Written instruction: Switch "row-birth" to "row-dob" in the listing lines starting with the line with "row-note: ناجح <box>66 402 157 426</box>" and going on through the line with "absent-value: 03 <box>48 136 64 149</box>". Give back only those lines, with everything else left unchanged.
:: Exercise inputs ::
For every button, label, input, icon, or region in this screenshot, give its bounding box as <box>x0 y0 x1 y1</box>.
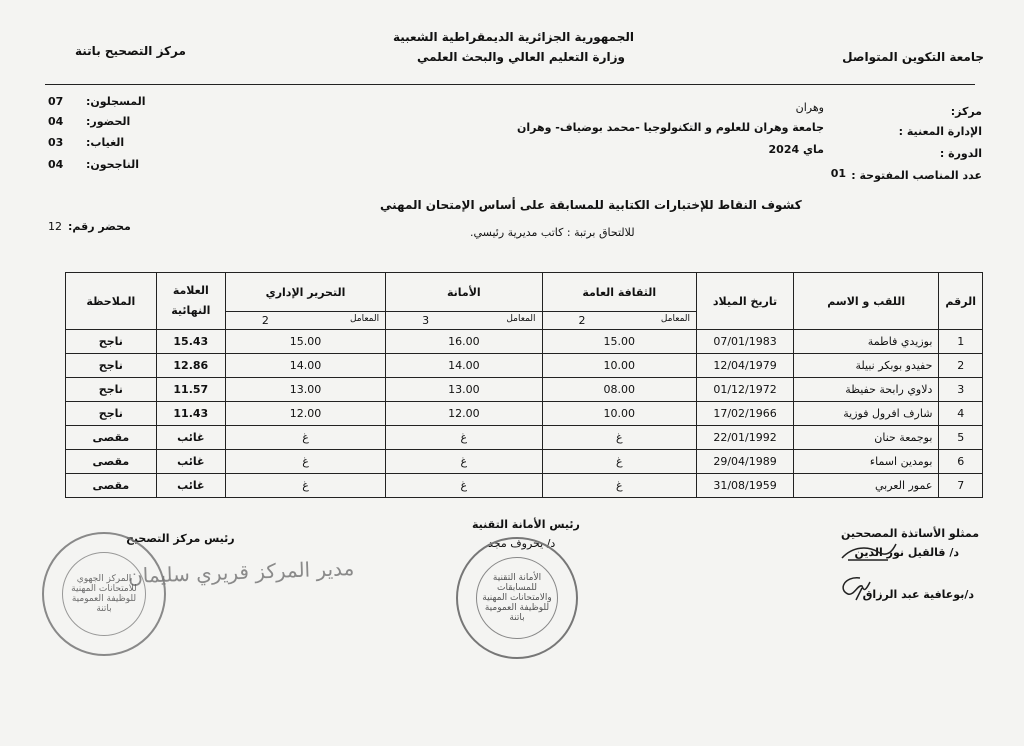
row-note: ناجح <box>66 402 157 426</box>
passed-value: 04 <box>48 158 64 171</box>
row-number: 3 <box>939 378 983 402</box>
corrector-1-name: د/ قالقيل نور الدين <box>854 546 959 559</box>
row-birth: 31/08/1959 <box>697 474 794 498</box>
absent-value: 03 <box>48 136 64 149</box>
row-final: 15.43 <box>156 330 225 354</box>
row-birth: 17/02/1966 <box>697 402 794 426</box>
row-secretariat: غ <box>386 474 542 498</box>
row-birth: 29/04/1989 <box>697 450 794 474</box>
row-name: حفيدو بوبكر نبيلة <box>794 354 939 378</box>
posts-label: عدد المناصب المفتوحة : <box>851 169 982 182</box>
row-final: 11.57 <box>156 378 225 402</box>
row-secretariat: 13.00 <box>386 378 542 402</box>
row-birth: 12/04/1979 <box>697 354 794 378</box>
row-name: عمور العربي <box>794 474 939 498</box>
row-admin: 12.00 <box>225 402 385 426</box>
table-row <box>66 402 983 426</box>
posts-value: 01 <box>830 167 846 180</box>
minutes-label: محضر رقم: <box>68 220 131 233</box>
row-number: 6 <box>939 450 983 474</box>
row-number: 2 <box>939 354 983 378</box>
coef-secretariat: المعامل 3 <box>386 312 542 330</box>
row-birth: 22/01/1992 <box>697 426 794 450</box>
present-value: 04 <box>48 115 64 128</box>
center-stamp <box>42 532 166 656</box>
row-admin: 14.00 <box>225 354 385 378</box>
row-note: مقصى <box>66 474 157 498</box>
row-admin: 13.00 <box>225 378 385 402</box>
row-final: 12.86 <box>156 354 225 378</box>
admin-value: جامعة وهران للعلوم و التكنولوجيا -محمد بوضياف- وهران <box>516 121 824 134</box>
correction-center-name: مركز التصحيح باتنة <box>75 44 186 58</box>
corrector-1-signature-icon <box>838 538 898 568</box>
session-value: ماي 2024 <box>768 143 824 156</box>
secretariat-name: د/ يحروف مجد <box>488 537 556 550</box>
row-culture: 10.00 <box>542 402 696 426</box>
coef-admin: المعامل 2 <box>225 312 385 330</box>
row-culture: 08.00 <box>542 378 696 402</box>
document-title: كشوف النقاط للإختبارات الكتابية للمسابقة على أساس الإمتحان المهني <box>380 198 802 212</box>
row-note: ناجح <box>66 354 157 378</box>
header-secretariat: الأمانة <box>386 273 542 312</box>
row-note: ناجح <box>66 330 157 354</box>
row-birth: 01/12/1972 <box>697 378 794 402</box>
header-note: الملاحظة <box>66 273 157 330</box>
row-note: مقصى <box>66 426 157 450</box>
header-birth: تاريخ الميلاد <box>697 273 794 330</box>
secretariat-stamp <box>456 537 578 659</box>
row-culture: غ <box>542 426 696 450</box>
row-admin: 15.00 <box>225 330 385 354</box>
row-admin: غ <box>225 450 385 474</box>
row-name: بومدين اسماء <box>794 450 939 474</box>
row-note: ناجح <box>66 378 157 402</box>
row-secretariat: غ <box>386 426 542 450</box>
row-culture: 15.00 <box>542 330 696 354</box>
row-note: مقصى <box>66 450 157 474</box>
header-rank: الرقم <box>939 273 983 330</box>
header-name: اللقب و الاسم <box>794 273 939 330</box>
correctors-title: ممثلو الأساتذة المصححين <box>841 527 979 540</box>
row-culture: غ <box>542 450 696 474</box>
row-secretariat: غ <box>386 450 542 474</box>
row-secretariat: 16.00 <box>386 330 542 354</box>
absent-label: الغياب: <box>86 136 125 149</box>
row-final: غائب <box>156 474 225 498</box>
session-label: الدورة : <box>939 147 982 160</box>
minutes-value: 12 <box>48 220 62 233</box>
row-final: غائب <box>156 450 225 474</box>
header-divider <box>45 84 975 85</box>
university-name: جامعة التكوين المتواصل <box>842 50 984 64</box>
row-number: 4 <box>939 402 983 426</box>
row-name: بوجمعة حنان <box>794 426 939 450</box>
center-stamp-text: المركز الجهوي للامتحانات المهنية للوظيفة العمومية باتنة <box>62 552 146 636</box>
row-culture: غ <box>542 474 696 498</box>
row-number: 7 <box>939 474 983 498</box>
table-row <box>66 354 983 378</box>
row-secretariat: 14.00 <box>386 354 542 378</box>
table-row <box>66 426 983 450</box>
center-value: وهران <box>795 101 824 114</box>
corrector-2-signature-icon <box>832 572 878 602</box>
admin-label: الإدارة المعنية : <box>898 125 982 138</box>
row-secretariat: 12.00 <box>386 402 542 426</box>
table-row <box>66 378 983 402</box>
coef-culture: المعامل 2 <box>542 312 696 330</box>
row-name: دلاوي رابحة حفيظة <box>794 378 939 402</box>
republic-title: الجمهورية الجزائرية الديمقراطية الشعبية <box>392 30 634 44</box>
center-chief-title: رئيس مركز التصحيح <box>126 532 235 545</box>
header-final-mark: العلامة النهائية <box>156 273 225 330</box>
passed-label: الناجحون: <box>86 158 140 171</box>
secretariat-stamp-text: الأمانة التقنية للمسابقات والامتحانات المهنية للوظيفة العمومية باتنة <box>476 557 559 640</box>
registered-label: المسجلون: <box>86 95 146 108</box>
secretariat-title: رئيس الأمانة التقنية <box>472 518 580 531</box>
center-label: مركز: <box>950 105 982 118</box>
row-number: 5 <box>939 426 983 450</box>
table-row <box>66 450 983 474</box>
center-chief-stamp-text: مدير المركز قريري سليمان <box>127 556 355 588</box>
header-culture: الثقافة العامة <box>542 273 696 312</box>
registered-value: 07 <box>48 95 64 108</box>
table-row <box>66 330 983 354</box>
ministry-title: وزارة التعليم العالي والبحث العلمي <box>416 50 625 64</box>
document-subtitle: للالتحاق برتبة : كاتب مديرية رئيسي. <box>470 226 635 239</box>
row-name: بوزيدي فاطمة <box>794 330 939 354</box>
row-number: 1 <box>939 330 983 354</box>
table-row <box>66 474 983 498</box>
row-final: غائب <box>156 426 225 450</box>
corrector-2-name: د/بوعافية عبد الرزاق <box>862 588 974 601</box>
row-name: شارف افرول فوزية <box>794 402 939 426</box>
header-admin-writing: التحرير الإداري <box>225 273 385 312</box>
scores-table <box>65 272 983 498</box>
row-final: 11.43 <box>156 402 225 426</box>
present-label: الحضور: <box>86 115 131 128</box>
row-culture: 10.00 <box>542 354 696 378</box>
row-admin: غ <box>225 426 385 450</box>
row-birth: 07/01/1983 <box>697 330 794 354</box>
row-admin: غ <box>225 474 385 498</box>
:::
Answer for the task:
row-note: ناجح <box>66 402 157 426</box>
passed-value: 04 <box>48 158 64 171</box>
row-number: 3 <box>939 378 983 402</box>
corrector-1-name: د/ قالقيل نور الدين <box>854 546 959 559</box>
row-dob: 31/08/1959 <box>697 474 794 498</box>
absent-value: 03 <box>48 136 64 149</box>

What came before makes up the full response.